§ TASK A: Edit the rows from the line with "paragraph-text: hand the" up to and including the line with "page-header bbox=[84, 66, 744, 94]", changing "section-heading" to "section-title" and leaving everything else unchanged. Return only those lines.
═════ TEXT SHOWN
9 May 2013 — Sustainability and Heritage guidance sheets have been released by the Victorian Government to help owners of heritage homes improve energy efficiency and save money.
The guidance sheets cover contemporary houses, 1970s houses, postwar houses, bungalows, interwar, Edwardian and Victorian houses. They identify heritage features and the costs and savings associated with interventions such as ceiling insulation, underfloor insulation, thermal curtains and draught sealing.
Planning Minister Matthew Guy said the guidance sheets showed that relatively simple interventions could result in significant cost savings, an increase in the home’s star energy rating and a reduction in environmental impacts.
For example, if energy efficiency measures were implemented in a typical Victorian terrace, it could result in savings of up to $520 per year and a reduction in heating and cooling needs by 57 per cent.
The guidelines were developed from a study undertaken by RMIT University for the Heritage Council of Victoria, the Building Commission, the Office of the Victorian Government Architect, the Department of Planning and Community Development and the Department of Sustainability and Environment.
RMIT College of Design and Social Context research and innovation director Ralph Horne said the study started in 2009 after discussions with the Building Commission and Heritage Victoria around retrofitting and potential damage to heritage values.
Mr Horne said it was decided to take a few archetypes and create a software model using NATHERS ratings calculating heating and cooling – and model the results of various modifications to upgrade energy performance of the homes.
The study showed, “not surprisingly”, that retrofitting could be very worthwhile in terms of cost and payback, he said.
“We were looking at improvements that would maintain the heritage value and if buildings of different eras were more expensive to renovate,” Mr Horne said.
One of the simplest improvements was bulk insulation in the roof space which offered a range of payback from three to eight years. Gaps and cracks were also significant in providing energy savings while being relatively easy to fix.
Mr Horne said while the study had taken some time, with a suite of buildings involved, it had offered up a much better understanding of heritage homes.
The study, which also covered the life cycle energy of the houses, also found that the energy used to heat and cool the house was far greater than the energy embodied in the materials and it made sense to focus attention on upgrades when seeking to reduce life cycle energy use.
It also showed that if a house could be retained and improved, the primary energy associated with the construction and materials of a new, replacement house could be avoided.
However Mr Horne said while home renovations were a ubiquitous phenomenon, and increasingly people were looking for energy efficient renovations, at the same time renovations were often about creating bigger spaces, which had consumption implications.
“We need to know how to tap into renovating practices, and information (as in the guidance sheets) is part of the picture,” he said.
“This study is just an entrée – now the whole conversation has to be had on what we are doing with buildings.”
“I would like to see studies like this contributing to a conversation involving the broader community.”
The Sustainability and Heritage guidance sheets can be accessed at www.dpcd.vic.gov.au/heritage/projects-and-programs/heritage-places-and-sustainability
An Edwardian house case study
- Heating and cooling needs reduced by up to 57 per cent.
══════════
═════ ITEMS
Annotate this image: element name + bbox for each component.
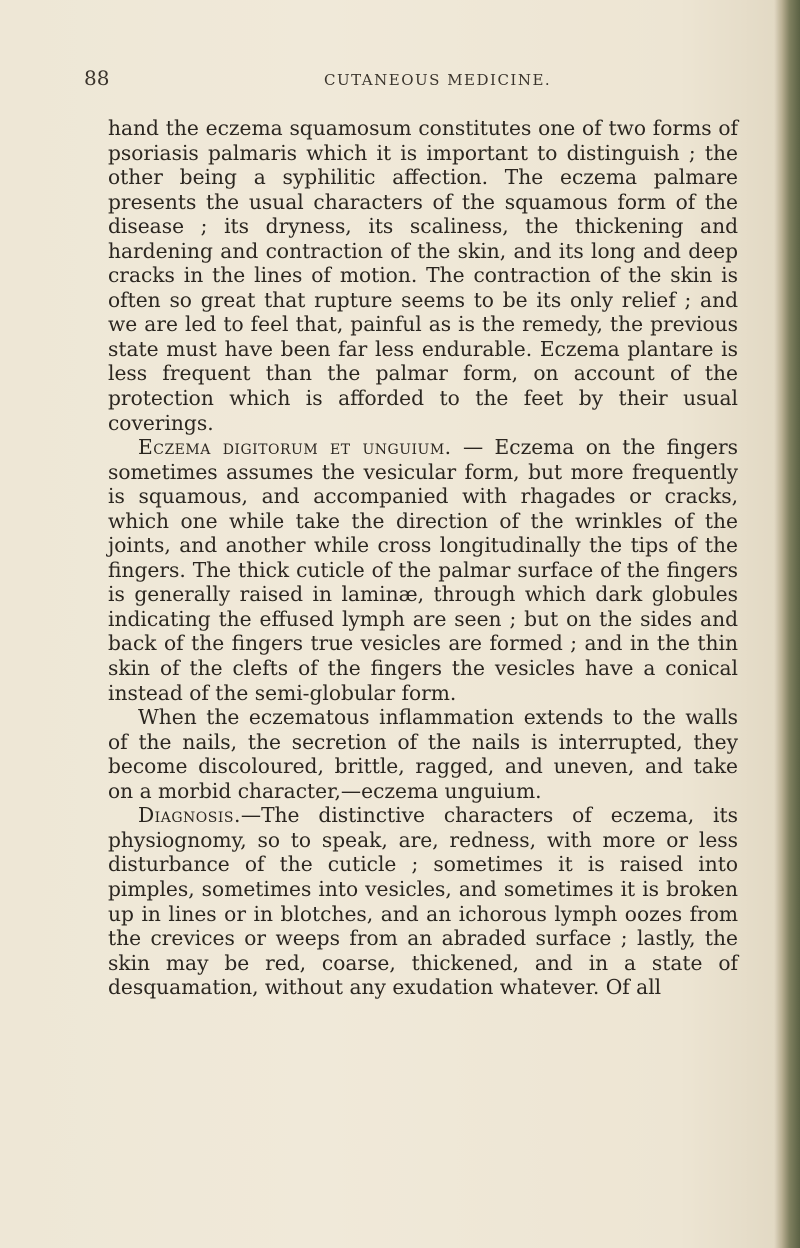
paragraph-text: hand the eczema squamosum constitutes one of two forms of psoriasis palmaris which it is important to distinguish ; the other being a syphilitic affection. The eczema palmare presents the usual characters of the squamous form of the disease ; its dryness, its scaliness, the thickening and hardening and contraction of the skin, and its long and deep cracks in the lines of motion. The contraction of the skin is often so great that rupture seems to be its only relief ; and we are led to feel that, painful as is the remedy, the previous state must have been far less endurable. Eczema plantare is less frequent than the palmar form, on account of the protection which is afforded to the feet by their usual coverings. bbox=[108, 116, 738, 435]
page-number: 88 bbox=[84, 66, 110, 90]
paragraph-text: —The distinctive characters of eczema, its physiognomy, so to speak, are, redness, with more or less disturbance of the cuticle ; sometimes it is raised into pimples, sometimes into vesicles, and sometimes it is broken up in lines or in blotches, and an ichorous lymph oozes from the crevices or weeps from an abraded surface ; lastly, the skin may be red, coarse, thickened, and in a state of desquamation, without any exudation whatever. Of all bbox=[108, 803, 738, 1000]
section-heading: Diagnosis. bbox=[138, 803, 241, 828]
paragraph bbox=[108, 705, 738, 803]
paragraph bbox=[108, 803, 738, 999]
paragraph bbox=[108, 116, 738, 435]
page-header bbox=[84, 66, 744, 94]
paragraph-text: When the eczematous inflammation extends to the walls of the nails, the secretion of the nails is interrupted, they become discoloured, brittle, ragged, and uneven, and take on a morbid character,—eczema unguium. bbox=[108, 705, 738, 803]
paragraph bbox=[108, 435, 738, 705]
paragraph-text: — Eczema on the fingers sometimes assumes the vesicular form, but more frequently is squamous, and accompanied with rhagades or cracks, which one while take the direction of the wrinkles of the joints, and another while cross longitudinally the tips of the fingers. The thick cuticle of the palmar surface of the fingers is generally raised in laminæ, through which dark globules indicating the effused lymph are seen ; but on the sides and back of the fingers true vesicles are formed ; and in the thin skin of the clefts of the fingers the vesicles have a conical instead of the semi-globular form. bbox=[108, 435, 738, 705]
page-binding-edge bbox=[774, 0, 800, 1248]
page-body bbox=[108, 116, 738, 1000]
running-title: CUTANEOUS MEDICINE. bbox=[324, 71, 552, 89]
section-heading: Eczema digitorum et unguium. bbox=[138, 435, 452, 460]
══════════
§ TASK B: Pick up the article on energy efficiency in heritage homes after its last line and keep writing it.

§ EXERCISE OUTPUT A:
paragraph-text: hand the eczema squamosum constitutes one of two forms of psoriasis palmaris which it is important to distinguish ; the other being a syphilitic affection. The eczema palmare presents the usual characters of the squamous form of the disease ; its dryness, its scaliness, the thickening and hardening and contraction of the skin, and its long and deep cracks in the lines of motion. The contraction of the skin is often so great that rupture seems to be its only relief ; and we are led to feel that, painful as is the remedy, the previous state must have been far less endurable. Eczema plantare is less frequent than the palmar form, on account of the protection which is afforded to the feet by their usual coverings. bbox=[108, 116, 738, 435]
page-number: 88 bbox=[84, 66, 110, 90]
paragraph-text: —The distinctive characters of eczema, its physiognomy, so to speak, are, redness, with more or less disturbance of the cuticle ; sometimes it is raised into pimples, sometimes into vesicles, and sometimes it is broken up in lines or in blotches, and an ichorous lymph oozes from the crevices or weeps from an abraded surface ; lastly, the skin may be red, coarse, thickened, and in a state of desquamation, without any exudation whatever. Of all bbox=[108, 803, 738, 1000]
section-title: Diagnosis. bbox=[138, 803, 241, 828]
paragraph bbox=[108, 705, 738, 803]
paragraph bbox=[108, 803, 738, 999]
paragraph bbox=[108, 116, 738, 435]
page-header bbox=[84, 66, 744, 94]

§ EXERCISE OUTPUT B:
- Potential cost saving of up to $2900 per annum for $13,000 investment
- 5 gigajoule per square metre of primary energy is embodied in the building itself
- 94 GJ per square metre of primary energy is used for heating and cooling over the building’s lifecycle
This case study is one of a series which examines the use of energy for heating and cooling in typical existing and heritage homes. It also identifies upgrades to the building fabric which can be incorporated to reduce energy use. The study takes a life cycle approach which includes heating and cooling as well as energy used to create the fabric of the buildings. For more information on the methodology of analysis that formed these case studies, refer to the Guidance Sheet Introduction in this series.
This example, representative of many Edwardian style dwellings, has weatherboard walls, metal roof and a floor area of 220 square metres.
Edwardian period dwellings often include elaborate plaster ornaments and stained glass front windows, featuring geometric and curvilinear shapes and sometimes native plants or birds. Many feature red brick walls with flush joints with cream painted render to base and gable ends.
Life Cycle Energy Use
Over the life cycle of any building, primary energy, largely derived from fossil fuels, is used to manufacture materials, construct the building, heat and cool the building, maintain the building, and to dispose of the building at the end of its life. Using life cycle assessment it was determined that the house will use 100 gigajoule per square metre of primary energy over its life, of which 94 GJ is associated with heating and cooling, 5 GJ with materials and construction and 1 GJ with the other life cycle stages mentioned above (over a 100 year lifetime). Results exclude all appliances other than heating and cooling appliances.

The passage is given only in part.